Select all lines with the string "quick" in them, and copy those lines.
● ● ● ●
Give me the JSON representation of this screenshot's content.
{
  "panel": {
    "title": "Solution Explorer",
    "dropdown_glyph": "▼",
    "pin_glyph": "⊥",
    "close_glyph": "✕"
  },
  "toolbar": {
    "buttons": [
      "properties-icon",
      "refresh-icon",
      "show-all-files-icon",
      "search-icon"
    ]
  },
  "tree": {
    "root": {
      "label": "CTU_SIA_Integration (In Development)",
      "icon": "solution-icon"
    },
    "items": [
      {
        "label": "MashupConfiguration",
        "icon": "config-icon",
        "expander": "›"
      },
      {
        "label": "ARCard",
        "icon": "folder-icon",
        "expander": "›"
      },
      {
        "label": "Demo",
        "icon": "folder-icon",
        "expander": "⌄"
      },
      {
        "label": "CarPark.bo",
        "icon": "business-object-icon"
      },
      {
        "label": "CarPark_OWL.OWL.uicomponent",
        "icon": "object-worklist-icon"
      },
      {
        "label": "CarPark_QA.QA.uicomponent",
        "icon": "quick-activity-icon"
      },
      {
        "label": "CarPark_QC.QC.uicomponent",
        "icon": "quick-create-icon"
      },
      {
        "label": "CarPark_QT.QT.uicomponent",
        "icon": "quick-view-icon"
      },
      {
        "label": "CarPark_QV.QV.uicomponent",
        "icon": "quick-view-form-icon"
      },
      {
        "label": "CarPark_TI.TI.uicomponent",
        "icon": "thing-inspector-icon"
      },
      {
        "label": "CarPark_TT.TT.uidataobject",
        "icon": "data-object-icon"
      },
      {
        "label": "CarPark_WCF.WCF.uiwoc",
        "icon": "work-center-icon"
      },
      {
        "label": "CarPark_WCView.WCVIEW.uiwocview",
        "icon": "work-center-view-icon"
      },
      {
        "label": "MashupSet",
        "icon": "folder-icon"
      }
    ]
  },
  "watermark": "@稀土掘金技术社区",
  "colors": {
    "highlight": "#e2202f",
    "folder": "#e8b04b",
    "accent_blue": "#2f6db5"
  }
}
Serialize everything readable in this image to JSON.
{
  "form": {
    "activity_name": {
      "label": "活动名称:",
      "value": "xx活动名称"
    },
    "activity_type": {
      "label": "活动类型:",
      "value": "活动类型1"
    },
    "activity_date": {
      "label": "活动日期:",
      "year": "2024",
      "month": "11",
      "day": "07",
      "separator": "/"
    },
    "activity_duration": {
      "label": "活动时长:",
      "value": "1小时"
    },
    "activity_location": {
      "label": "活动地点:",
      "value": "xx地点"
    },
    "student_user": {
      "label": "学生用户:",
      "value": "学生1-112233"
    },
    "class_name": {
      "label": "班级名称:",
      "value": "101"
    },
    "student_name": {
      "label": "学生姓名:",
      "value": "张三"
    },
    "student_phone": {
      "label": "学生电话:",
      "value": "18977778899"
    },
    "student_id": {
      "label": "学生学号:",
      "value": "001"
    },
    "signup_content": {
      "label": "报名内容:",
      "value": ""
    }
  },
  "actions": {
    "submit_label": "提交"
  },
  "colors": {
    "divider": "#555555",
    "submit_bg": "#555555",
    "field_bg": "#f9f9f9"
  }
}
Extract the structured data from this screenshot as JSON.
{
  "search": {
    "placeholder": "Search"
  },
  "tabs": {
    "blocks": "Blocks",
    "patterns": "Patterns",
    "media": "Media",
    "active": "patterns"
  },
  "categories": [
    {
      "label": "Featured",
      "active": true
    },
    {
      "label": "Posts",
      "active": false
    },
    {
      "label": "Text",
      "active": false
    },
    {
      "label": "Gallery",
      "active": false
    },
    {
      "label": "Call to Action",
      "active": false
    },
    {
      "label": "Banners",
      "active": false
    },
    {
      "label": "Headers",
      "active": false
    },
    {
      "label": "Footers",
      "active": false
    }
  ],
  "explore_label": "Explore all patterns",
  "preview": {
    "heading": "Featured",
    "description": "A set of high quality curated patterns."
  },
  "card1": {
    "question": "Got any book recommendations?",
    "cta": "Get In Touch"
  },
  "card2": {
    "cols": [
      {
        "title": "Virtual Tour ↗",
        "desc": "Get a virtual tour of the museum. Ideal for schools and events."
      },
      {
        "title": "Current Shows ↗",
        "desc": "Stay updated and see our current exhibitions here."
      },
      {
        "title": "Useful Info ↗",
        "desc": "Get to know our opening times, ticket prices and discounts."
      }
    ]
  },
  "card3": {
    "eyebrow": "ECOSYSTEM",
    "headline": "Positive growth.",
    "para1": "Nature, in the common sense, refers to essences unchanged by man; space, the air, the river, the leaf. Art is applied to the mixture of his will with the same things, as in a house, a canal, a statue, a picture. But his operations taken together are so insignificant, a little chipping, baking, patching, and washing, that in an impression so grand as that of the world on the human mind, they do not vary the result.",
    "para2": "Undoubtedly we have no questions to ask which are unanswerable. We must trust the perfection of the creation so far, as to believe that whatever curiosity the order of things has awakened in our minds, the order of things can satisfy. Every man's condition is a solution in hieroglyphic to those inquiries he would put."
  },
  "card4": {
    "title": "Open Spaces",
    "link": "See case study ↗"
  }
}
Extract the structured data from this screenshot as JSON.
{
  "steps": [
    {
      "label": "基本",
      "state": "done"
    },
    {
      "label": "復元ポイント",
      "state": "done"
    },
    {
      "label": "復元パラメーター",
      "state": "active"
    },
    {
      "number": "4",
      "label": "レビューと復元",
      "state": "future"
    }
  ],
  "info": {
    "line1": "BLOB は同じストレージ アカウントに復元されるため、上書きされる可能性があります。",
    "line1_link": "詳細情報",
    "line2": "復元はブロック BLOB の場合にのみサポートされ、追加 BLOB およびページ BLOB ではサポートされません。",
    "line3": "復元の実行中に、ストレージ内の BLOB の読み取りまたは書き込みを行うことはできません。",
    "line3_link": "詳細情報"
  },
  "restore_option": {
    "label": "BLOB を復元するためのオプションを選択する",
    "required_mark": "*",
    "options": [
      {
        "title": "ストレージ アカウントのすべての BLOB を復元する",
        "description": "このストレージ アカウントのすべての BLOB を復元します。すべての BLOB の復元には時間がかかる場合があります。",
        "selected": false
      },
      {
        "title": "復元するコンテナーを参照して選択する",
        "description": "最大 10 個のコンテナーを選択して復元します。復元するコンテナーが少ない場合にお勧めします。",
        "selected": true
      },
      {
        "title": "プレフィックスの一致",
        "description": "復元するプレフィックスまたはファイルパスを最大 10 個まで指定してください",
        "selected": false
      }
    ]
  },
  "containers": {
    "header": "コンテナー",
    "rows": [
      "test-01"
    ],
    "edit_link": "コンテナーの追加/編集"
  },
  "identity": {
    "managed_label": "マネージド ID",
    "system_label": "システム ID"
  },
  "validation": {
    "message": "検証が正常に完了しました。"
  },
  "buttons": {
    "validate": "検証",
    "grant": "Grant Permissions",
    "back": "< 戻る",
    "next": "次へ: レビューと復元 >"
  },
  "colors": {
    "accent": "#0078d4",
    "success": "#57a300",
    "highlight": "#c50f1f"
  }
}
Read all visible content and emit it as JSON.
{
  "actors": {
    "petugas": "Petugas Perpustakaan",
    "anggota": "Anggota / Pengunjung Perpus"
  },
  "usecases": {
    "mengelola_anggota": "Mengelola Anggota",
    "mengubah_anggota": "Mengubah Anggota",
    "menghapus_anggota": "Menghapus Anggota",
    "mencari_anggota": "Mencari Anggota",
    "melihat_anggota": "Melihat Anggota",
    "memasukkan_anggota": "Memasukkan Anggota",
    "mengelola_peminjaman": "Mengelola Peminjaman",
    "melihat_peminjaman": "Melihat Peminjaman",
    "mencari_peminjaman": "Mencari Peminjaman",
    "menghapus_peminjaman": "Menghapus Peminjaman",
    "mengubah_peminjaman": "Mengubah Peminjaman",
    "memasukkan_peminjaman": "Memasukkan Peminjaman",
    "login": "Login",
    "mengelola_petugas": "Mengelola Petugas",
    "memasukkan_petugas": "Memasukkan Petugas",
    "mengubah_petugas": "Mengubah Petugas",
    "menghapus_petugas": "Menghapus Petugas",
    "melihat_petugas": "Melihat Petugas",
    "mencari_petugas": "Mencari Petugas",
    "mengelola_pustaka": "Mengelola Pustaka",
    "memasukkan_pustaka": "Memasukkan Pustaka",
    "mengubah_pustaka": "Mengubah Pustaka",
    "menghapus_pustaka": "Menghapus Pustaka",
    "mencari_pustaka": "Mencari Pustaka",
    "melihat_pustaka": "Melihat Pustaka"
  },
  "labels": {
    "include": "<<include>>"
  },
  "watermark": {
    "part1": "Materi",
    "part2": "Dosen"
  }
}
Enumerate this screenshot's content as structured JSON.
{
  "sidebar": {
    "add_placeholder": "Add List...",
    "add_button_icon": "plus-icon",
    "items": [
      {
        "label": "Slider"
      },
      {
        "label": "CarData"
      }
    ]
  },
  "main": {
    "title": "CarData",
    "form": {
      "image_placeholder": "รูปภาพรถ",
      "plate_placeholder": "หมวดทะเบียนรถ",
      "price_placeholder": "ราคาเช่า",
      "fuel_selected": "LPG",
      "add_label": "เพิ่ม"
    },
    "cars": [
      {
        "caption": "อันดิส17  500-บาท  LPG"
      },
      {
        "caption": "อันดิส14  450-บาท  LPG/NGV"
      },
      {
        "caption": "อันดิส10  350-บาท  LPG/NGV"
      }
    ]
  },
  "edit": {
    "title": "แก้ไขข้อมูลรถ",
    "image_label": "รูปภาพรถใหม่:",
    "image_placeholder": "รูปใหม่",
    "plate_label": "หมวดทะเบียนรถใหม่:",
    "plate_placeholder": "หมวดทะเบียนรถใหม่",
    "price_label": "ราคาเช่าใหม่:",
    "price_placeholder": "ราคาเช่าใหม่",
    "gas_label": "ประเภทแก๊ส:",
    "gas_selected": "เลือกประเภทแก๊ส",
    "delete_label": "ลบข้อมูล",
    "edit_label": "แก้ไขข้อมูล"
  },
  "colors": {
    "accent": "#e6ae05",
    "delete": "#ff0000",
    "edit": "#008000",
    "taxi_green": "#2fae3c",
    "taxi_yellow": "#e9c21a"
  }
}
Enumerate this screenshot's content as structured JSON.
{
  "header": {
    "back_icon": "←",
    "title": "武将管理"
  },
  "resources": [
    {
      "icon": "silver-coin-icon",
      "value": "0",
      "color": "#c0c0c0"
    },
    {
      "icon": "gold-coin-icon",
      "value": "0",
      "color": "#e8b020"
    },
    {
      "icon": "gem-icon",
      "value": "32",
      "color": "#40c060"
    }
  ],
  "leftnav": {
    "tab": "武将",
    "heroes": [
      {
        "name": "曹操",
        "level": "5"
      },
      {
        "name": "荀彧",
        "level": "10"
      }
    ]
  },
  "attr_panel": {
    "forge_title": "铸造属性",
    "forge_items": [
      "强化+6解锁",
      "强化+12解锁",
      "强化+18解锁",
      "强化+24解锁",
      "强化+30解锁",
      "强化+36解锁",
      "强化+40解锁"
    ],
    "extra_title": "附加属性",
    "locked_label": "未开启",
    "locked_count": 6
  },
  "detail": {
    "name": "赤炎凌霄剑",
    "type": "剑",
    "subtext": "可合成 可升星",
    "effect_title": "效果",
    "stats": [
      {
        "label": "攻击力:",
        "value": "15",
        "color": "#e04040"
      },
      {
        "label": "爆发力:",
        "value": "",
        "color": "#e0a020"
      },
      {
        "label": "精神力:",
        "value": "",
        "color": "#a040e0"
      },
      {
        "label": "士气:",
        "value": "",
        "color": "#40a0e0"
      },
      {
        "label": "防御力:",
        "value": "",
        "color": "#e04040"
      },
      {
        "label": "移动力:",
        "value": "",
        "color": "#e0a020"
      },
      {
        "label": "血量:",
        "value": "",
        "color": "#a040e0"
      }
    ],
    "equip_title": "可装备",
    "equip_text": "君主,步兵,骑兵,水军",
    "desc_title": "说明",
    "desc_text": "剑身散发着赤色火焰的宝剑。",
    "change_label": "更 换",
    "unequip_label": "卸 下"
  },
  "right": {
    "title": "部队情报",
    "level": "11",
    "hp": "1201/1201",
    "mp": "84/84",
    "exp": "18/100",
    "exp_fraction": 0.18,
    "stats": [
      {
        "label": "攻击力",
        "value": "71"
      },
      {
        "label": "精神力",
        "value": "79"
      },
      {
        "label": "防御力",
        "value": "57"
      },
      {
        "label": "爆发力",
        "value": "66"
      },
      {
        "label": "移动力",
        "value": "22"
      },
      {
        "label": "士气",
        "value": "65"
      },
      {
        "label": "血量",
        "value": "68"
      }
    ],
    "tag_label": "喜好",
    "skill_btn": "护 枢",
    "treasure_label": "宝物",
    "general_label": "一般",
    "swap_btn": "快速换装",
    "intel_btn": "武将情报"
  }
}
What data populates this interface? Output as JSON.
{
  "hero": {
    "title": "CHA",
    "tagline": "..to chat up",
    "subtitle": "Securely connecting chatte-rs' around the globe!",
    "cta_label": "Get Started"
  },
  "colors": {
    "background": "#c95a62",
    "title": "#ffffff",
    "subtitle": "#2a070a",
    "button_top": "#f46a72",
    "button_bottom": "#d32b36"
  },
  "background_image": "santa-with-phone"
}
● ● ● ●
■ **Completed task**:
        "icon": "quick-activity-icon"
        "icon": "quick-create-icon"
        "icon": "quick-view-icon"
        "icon": "quick-view-form-icon"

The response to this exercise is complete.